→ Requirements
Find the lines holding the string "JSON" in the data, then copy all of them.

Chart and figure data:
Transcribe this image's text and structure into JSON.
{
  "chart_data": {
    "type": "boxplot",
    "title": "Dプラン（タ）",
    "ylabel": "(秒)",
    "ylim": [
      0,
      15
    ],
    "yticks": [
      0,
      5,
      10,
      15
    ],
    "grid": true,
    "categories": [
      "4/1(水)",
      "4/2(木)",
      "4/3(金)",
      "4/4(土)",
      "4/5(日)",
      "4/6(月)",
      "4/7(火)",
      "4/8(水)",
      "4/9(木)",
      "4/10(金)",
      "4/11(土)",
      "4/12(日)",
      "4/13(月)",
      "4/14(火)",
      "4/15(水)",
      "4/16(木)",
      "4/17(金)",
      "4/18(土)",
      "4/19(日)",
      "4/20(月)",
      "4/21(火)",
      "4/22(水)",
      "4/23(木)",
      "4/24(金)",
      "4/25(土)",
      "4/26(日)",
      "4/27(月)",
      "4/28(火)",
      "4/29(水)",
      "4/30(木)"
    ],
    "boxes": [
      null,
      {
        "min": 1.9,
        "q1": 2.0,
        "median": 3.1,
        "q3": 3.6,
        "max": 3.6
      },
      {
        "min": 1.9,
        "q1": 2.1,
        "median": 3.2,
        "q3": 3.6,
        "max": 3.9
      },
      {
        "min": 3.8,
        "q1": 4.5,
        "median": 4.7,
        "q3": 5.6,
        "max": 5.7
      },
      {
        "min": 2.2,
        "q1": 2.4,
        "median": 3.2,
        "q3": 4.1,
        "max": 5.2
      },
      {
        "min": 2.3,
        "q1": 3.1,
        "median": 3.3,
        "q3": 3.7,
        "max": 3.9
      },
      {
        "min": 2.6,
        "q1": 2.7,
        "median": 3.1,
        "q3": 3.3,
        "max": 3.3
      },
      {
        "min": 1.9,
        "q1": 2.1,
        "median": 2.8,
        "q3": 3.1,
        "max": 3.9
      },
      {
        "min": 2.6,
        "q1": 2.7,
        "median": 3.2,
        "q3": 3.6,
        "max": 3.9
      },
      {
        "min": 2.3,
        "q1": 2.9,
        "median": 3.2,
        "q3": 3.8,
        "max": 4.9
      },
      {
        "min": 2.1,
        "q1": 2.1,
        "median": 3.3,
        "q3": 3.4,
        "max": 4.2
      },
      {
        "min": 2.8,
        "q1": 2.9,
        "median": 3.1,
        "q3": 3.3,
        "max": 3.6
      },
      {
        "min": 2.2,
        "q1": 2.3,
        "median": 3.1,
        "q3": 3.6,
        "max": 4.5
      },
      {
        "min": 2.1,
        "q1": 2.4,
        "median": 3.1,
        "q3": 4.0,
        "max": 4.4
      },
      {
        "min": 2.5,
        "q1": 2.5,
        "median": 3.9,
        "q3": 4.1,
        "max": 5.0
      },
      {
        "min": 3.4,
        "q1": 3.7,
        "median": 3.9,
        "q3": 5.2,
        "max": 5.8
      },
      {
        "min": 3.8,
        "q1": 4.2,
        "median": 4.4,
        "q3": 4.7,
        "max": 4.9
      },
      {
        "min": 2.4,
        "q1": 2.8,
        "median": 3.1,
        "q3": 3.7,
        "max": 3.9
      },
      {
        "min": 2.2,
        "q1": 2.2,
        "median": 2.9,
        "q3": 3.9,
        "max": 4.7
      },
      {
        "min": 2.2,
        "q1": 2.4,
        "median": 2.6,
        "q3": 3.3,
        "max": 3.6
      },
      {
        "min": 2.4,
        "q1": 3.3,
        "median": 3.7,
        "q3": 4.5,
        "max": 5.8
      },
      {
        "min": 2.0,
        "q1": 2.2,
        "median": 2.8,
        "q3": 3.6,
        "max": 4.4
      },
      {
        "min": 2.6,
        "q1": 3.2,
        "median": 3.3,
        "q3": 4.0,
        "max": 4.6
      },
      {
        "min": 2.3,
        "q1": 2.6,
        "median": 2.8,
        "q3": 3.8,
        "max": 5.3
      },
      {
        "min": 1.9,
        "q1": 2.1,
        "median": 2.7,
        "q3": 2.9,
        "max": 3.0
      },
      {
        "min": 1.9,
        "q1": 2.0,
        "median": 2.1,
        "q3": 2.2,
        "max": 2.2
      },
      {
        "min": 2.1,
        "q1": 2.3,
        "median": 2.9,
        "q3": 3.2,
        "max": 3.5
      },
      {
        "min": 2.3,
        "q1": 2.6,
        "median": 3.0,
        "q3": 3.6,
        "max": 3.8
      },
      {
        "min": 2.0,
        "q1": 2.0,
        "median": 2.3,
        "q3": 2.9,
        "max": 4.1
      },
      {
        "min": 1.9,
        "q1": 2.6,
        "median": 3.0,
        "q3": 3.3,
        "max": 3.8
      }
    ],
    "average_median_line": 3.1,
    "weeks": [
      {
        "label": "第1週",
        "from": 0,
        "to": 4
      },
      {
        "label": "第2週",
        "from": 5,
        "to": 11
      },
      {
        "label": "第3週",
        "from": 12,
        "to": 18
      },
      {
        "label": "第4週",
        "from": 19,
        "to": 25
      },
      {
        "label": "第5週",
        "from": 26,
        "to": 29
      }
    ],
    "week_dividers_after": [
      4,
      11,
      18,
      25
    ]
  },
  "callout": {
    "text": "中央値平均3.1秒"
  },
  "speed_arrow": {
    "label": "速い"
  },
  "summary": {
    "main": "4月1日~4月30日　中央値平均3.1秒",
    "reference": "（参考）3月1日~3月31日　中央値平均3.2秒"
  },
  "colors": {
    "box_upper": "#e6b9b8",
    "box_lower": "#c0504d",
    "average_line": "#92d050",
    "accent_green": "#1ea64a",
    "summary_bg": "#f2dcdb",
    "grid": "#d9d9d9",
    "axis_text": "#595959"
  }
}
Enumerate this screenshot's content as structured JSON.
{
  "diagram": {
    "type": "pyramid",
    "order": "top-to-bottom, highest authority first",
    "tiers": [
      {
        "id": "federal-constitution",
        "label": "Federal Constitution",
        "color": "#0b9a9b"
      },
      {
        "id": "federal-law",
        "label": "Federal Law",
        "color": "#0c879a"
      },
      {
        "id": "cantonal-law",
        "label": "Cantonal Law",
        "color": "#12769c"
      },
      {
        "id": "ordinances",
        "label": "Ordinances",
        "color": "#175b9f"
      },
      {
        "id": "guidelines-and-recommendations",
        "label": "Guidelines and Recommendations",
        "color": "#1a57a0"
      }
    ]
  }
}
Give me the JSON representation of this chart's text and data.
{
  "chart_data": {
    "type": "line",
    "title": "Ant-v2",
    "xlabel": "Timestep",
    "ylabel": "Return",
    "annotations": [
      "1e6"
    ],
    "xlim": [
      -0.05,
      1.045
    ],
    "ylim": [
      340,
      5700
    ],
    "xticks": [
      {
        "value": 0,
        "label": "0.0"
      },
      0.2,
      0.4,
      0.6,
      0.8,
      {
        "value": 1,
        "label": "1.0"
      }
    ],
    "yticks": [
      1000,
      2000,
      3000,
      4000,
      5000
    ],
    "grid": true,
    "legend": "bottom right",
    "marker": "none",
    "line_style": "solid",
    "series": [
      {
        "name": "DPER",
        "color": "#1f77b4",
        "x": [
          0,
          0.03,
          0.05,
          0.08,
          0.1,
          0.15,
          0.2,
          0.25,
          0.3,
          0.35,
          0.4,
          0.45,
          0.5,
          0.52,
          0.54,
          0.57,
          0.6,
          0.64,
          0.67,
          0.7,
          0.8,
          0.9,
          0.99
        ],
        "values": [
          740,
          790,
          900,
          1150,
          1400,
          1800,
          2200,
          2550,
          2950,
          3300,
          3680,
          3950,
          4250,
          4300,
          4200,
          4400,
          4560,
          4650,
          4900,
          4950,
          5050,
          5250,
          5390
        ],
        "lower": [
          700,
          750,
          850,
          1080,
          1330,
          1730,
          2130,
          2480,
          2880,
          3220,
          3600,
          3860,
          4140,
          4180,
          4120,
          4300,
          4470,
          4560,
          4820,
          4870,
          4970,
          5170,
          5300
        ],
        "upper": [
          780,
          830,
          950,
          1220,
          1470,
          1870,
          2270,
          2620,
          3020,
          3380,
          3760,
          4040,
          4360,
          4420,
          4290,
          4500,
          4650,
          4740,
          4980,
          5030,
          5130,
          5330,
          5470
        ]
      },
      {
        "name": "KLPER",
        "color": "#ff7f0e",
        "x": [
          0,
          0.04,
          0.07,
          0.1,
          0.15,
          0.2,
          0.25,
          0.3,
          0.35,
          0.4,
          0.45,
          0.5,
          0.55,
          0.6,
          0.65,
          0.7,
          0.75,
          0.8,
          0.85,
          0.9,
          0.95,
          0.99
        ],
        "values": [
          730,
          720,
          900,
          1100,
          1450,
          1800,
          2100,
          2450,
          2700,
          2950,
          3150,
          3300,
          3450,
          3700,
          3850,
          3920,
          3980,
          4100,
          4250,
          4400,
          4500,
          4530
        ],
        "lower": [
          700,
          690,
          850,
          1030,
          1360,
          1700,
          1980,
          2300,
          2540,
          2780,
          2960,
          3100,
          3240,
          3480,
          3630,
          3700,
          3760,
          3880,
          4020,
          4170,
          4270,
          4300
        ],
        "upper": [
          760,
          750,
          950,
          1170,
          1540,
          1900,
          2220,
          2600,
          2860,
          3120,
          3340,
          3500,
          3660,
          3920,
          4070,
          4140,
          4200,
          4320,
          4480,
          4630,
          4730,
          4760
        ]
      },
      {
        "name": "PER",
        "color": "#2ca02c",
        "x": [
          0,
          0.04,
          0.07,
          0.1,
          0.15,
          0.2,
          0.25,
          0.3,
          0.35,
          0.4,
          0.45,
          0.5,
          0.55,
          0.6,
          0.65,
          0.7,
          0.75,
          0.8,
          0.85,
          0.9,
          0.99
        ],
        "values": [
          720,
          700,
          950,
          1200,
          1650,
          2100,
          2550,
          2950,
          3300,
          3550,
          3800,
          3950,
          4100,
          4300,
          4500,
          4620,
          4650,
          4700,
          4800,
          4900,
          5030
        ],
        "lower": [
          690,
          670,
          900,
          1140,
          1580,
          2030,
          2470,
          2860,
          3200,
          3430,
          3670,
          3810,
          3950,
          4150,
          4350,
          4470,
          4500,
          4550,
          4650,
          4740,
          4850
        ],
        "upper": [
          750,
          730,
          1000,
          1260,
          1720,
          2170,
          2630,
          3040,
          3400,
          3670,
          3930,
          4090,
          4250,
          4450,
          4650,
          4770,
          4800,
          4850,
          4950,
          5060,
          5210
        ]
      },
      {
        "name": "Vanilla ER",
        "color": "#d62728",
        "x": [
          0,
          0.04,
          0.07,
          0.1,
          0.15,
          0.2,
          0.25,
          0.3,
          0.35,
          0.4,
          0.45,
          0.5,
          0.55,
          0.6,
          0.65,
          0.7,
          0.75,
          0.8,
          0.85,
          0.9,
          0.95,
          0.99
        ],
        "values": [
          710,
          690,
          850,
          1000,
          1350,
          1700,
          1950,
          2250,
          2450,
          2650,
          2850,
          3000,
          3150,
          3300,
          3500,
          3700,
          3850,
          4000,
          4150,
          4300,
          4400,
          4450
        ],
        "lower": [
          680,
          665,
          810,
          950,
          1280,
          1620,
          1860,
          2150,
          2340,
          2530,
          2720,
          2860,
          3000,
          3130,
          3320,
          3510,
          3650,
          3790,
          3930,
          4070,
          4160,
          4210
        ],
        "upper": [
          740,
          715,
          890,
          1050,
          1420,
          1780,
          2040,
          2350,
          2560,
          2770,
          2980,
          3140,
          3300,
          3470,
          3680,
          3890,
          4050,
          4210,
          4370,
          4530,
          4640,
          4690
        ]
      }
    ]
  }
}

→ Final answer
Transcribe this image's text and structure into JSON.
Enumerate this screenshot's content as structured JSON.
Give me the JSON representation of this chart's text and data.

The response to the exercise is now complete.